RECORDS SUPPLIED:
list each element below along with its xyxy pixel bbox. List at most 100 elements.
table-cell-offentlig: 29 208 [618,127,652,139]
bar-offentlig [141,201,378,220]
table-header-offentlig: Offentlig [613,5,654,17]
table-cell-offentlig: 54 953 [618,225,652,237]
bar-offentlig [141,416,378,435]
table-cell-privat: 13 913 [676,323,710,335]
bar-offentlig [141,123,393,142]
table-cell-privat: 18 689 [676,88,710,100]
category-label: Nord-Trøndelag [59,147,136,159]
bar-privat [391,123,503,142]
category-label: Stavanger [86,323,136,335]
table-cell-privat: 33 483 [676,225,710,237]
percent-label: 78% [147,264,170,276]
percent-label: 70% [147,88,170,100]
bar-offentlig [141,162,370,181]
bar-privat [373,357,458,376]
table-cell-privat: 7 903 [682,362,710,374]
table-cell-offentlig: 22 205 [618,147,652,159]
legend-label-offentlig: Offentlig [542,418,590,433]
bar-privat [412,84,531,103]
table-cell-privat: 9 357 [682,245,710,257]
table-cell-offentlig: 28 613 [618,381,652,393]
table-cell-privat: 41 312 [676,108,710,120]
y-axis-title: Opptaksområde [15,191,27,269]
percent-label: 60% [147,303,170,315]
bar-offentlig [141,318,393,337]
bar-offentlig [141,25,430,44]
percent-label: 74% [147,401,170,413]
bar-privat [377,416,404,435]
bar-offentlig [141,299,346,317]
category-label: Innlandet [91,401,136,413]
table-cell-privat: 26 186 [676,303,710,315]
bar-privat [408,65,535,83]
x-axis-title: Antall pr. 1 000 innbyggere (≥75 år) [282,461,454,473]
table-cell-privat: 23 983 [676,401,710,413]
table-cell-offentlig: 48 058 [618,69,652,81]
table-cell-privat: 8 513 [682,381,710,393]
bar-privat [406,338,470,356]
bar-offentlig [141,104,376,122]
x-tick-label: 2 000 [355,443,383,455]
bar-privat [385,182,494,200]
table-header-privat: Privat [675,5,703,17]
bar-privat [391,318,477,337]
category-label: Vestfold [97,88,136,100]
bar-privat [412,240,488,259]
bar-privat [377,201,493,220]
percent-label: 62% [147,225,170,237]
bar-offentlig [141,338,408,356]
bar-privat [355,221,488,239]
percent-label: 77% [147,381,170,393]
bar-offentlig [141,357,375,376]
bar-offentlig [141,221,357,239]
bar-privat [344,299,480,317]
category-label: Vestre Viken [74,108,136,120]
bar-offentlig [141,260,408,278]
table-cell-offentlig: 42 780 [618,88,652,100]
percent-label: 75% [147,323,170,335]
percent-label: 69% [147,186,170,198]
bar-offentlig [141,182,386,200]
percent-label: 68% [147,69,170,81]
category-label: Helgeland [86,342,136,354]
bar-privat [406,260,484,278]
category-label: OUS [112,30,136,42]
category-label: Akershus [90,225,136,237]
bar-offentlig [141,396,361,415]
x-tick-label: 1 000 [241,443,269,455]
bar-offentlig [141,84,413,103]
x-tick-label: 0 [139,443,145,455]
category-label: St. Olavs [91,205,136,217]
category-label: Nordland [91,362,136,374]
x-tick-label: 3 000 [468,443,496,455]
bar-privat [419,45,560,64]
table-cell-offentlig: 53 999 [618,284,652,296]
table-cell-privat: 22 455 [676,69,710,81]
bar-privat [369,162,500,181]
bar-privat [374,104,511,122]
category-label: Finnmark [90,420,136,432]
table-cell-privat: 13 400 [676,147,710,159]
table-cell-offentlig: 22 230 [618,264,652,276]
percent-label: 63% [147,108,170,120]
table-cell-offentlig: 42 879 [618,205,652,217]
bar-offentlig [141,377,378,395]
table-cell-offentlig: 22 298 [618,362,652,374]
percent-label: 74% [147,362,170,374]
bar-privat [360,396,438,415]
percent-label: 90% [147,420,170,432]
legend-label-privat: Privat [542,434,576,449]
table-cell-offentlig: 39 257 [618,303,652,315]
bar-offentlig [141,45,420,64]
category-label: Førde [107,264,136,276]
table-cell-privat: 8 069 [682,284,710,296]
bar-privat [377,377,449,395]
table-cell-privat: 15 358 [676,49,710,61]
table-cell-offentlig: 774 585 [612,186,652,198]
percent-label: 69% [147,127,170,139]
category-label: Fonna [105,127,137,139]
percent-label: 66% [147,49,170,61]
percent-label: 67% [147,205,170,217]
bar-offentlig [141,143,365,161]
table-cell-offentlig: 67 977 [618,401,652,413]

PROBLEM:
Show each line from the rows above that contains the string "header", copying every such line in full.

RESULT OF THIS TASK:
table-header-offentlig: Offentlig [613,5,654,17]
table-header-privat: Privat [675,5,703,17]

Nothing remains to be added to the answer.